Work to complete: Find "Read out every word on this page." in the data below; transcribe the line it appears on and each line after it, exactly, to the end, and nothing else.

(Dataset items)
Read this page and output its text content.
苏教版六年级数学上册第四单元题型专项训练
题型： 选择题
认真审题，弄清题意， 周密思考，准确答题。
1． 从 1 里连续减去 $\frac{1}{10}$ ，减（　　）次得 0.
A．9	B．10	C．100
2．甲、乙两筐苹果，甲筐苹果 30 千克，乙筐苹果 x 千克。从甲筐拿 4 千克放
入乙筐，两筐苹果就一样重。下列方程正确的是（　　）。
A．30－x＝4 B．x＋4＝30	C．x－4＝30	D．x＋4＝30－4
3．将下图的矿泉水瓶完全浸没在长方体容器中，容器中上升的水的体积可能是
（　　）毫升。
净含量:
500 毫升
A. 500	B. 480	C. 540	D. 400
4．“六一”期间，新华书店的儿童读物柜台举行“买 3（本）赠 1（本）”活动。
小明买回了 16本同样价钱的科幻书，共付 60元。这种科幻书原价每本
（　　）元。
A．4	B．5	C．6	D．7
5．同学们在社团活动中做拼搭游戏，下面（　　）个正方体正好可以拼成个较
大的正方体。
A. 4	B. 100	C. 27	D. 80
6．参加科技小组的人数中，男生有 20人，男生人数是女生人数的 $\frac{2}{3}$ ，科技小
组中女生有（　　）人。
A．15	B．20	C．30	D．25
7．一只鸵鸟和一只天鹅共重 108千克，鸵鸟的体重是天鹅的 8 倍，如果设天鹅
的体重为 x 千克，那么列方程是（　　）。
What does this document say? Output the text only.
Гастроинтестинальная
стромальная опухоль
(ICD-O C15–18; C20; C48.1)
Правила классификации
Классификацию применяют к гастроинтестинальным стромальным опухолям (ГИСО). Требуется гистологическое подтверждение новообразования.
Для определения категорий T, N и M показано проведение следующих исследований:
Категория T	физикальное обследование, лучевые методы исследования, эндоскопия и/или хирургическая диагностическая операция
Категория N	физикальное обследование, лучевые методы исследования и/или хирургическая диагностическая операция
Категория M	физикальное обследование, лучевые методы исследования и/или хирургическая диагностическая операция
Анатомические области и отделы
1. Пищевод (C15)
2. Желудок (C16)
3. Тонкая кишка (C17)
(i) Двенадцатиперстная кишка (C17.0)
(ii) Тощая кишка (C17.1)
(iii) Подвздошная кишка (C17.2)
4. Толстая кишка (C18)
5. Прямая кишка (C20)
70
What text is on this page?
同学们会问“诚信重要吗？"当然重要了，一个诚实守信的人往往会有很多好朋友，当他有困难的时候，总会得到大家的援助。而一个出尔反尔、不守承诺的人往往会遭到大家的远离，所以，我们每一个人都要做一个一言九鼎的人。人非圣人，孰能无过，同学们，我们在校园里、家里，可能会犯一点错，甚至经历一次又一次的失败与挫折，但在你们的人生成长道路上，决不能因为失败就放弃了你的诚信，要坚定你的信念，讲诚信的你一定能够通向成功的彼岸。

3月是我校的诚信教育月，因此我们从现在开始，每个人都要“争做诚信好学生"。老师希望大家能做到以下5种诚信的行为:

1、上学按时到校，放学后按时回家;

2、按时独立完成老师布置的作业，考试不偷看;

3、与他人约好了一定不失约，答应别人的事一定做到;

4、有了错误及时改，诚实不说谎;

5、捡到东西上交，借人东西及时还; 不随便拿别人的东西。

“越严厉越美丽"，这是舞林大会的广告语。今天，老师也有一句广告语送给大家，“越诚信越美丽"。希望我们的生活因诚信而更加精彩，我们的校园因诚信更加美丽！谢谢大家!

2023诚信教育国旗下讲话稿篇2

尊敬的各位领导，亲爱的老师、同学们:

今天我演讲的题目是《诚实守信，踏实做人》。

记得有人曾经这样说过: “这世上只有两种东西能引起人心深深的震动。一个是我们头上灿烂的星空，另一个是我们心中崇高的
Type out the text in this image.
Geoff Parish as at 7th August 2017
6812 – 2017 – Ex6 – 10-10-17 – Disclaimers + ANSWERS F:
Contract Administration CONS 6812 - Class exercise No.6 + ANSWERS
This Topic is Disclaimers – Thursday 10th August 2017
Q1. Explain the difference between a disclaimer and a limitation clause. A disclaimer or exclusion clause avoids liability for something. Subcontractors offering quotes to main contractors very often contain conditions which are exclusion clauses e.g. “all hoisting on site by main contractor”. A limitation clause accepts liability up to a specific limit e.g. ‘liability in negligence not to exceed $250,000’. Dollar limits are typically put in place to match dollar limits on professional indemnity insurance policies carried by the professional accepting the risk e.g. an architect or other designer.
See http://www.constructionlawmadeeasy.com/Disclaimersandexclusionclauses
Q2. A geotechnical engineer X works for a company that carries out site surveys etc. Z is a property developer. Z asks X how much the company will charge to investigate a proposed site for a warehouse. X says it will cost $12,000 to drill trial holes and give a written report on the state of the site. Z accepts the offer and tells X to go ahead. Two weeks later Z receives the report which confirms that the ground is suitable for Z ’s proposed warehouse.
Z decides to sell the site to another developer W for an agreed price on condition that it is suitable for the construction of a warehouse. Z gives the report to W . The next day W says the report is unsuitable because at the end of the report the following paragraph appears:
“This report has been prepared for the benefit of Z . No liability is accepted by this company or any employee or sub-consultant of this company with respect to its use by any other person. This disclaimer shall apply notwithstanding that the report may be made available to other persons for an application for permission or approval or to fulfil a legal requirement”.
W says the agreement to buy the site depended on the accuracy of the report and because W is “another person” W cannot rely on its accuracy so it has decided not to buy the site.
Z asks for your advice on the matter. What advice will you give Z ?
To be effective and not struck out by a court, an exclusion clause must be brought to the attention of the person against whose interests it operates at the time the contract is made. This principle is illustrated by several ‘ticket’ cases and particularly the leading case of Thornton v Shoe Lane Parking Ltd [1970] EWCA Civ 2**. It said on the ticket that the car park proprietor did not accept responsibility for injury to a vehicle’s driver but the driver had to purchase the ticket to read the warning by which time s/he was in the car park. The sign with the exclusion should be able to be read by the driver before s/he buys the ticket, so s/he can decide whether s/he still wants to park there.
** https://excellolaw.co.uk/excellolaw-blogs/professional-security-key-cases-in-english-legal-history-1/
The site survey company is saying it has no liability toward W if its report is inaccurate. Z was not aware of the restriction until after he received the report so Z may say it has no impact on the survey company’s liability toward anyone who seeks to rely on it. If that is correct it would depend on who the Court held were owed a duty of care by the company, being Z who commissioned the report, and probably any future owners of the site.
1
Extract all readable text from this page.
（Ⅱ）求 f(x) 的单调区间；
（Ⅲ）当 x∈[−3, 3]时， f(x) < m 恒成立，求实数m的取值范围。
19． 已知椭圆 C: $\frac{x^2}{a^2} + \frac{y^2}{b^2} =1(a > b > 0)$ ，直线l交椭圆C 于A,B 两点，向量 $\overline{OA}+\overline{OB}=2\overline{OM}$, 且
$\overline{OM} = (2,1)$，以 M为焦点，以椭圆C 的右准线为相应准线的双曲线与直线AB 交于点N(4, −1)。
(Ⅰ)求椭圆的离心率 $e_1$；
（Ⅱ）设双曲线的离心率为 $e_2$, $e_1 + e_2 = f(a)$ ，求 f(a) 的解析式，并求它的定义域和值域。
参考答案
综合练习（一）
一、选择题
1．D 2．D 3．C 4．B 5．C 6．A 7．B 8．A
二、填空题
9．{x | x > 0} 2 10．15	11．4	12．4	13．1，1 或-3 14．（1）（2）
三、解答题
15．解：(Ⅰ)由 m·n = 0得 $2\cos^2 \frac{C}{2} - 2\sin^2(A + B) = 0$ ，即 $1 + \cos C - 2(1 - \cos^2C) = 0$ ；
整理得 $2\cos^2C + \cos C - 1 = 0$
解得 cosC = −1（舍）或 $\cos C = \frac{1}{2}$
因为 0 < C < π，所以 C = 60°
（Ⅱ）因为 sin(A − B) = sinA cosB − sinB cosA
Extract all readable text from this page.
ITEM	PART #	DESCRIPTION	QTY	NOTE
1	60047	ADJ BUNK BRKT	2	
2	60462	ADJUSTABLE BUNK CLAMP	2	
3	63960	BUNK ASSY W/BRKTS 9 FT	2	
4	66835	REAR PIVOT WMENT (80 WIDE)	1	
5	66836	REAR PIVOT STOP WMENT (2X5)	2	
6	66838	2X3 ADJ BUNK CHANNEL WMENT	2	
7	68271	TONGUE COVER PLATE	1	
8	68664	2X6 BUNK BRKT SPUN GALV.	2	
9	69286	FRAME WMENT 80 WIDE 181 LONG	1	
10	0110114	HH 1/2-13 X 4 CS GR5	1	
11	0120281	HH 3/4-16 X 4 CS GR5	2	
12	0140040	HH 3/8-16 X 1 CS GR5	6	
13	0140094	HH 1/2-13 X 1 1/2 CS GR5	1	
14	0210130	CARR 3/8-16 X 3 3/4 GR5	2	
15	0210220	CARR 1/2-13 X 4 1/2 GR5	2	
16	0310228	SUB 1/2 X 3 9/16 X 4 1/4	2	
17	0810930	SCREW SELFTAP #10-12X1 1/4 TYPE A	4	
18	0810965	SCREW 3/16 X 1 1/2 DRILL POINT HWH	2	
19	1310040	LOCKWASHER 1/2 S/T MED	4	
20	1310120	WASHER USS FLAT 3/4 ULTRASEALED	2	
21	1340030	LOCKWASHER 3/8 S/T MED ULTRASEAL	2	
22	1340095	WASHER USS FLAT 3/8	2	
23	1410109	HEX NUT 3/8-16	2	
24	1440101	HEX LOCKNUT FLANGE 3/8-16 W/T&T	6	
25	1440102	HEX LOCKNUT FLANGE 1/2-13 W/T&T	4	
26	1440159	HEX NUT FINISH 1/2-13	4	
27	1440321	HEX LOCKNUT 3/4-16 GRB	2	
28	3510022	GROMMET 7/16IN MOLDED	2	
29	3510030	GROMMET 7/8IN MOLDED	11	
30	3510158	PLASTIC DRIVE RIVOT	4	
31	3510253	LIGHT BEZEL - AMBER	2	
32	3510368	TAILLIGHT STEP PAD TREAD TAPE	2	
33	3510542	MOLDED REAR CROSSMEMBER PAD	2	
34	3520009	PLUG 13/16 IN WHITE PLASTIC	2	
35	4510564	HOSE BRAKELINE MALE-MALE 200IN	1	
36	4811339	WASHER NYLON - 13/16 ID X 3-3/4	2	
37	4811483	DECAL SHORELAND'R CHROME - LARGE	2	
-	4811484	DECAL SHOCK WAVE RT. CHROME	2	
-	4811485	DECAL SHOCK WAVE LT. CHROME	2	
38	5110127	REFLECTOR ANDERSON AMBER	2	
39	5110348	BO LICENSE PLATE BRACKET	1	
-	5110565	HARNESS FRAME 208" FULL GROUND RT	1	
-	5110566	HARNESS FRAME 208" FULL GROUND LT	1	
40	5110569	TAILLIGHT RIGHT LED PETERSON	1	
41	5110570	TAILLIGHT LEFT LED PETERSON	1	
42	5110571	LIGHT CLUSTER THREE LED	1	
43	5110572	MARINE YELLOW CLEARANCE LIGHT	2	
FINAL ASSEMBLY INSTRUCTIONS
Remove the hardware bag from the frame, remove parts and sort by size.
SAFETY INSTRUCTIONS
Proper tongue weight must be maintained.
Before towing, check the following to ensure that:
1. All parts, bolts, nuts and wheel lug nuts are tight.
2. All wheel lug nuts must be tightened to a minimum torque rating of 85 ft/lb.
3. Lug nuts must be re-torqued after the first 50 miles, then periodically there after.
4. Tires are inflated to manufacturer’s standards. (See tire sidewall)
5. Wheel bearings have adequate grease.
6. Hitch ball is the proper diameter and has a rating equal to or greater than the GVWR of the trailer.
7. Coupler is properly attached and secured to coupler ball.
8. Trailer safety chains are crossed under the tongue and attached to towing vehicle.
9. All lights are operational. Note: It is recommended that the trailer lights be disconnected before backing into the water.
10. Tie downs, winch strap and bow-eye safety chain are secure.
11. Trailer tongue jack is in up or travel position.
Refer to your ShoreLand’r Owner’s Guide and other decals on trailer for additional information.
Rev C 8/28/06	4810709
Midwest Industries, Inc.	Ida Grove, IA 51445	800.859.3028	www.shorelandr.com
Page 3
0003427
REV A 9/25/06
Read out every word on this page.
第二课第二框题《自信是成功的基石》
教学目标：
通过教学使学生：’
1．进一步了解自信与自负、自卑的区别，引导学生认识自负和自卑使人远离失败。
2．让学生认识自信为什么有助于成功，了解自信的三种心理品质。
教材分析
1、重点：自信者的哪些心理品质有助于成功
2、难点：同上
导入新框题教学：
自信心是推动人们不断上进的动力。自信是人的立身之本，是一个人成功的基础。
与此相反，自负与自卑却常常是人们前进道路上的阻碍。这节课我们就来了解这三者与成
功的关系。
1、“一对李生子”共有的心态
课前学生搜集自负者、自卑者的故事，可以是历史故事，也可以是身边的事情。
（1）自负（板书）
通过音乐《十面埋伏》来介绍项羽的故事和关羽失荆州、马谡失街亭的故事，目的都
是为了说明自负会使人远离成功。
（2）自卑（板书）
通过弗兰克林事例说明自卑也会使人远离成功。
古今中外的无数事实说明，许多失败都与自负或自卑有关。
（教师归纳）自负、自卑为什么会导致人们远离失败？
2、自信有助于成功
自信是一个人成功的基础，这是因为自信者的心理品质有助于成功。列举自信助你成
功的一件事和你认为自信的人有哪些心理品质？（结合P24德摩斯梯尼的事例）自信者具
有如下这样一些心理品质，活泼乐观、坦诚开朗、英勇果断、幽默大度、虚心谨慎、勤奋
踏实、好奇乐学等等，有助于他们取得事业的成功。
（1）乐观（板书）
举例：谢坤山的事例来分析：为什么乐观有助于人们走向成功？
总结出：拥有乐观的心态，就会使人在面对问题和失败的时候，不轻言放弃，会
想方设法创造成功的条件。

Task output:
Read out every word on this page.
第二课第二框题《自信是成功的基石》
教学目标：
通过教学使学生：’
1．进一步了解自信与自负、自卑的区别，引导学生认识自负和自卑使人远离失败。
2．让学生认识自信为什么有助于成功，了解自信的三种心理品质。
教材分析
1、重点：自信者的哪些心理品质有助于成功
2、难点：同上
导入新框题教学：
自信心是推动人们不断上进的动力。自信是人的立身之本，是一个人成功的基础。
与此相反，自负与自卑却常常是人们前进道路上的阻碍。这节课我们就来了解这三者与成
功的关系。
1、“一对李生子”共有的心态
课前学生搜集自负者、自卑者的故事，可以是历史故事，也可以是身边的事情。
（1）自负（板书）
通过音乐《十面埋伏》来介绍项羽的故事和关羽失荆州、马谡失街亭的故事，目的都
是为了说明自负会使人远离成功。
（2）自卑（板书）
通过弗兰克林事例说明自卑也会使人远离成功。
古今中外的无数事实说明，许多失败都与自负或自卑有关。
（教师归纳）自负、自卑为什么会导致人们远离失败？
2、自信有助于成功
自信是一个人成功的基础，这是因为自信者的心理品质有助于成功。列举自信助你成
功的一件事和你认为自信的人有哪些心理品质？（结合P24德摩斯梯尼的事例）自信者具
有如下这样一些心理品质，活泼乐观、坦诚开朗、英勇果断、幽默大度、虚心谨慎、勤奋
踏实、好奇乐学等等，有助于他们取得事业的成功。
（1）乐观（板书）
举例：谢坤山的事例来分析：为什么乐观有助于人们走向成功？
总结出：拥有乐观的心态，就会使人在面对问题和失败的时候，不轻言放弃，会
想方设法创造成功的条件。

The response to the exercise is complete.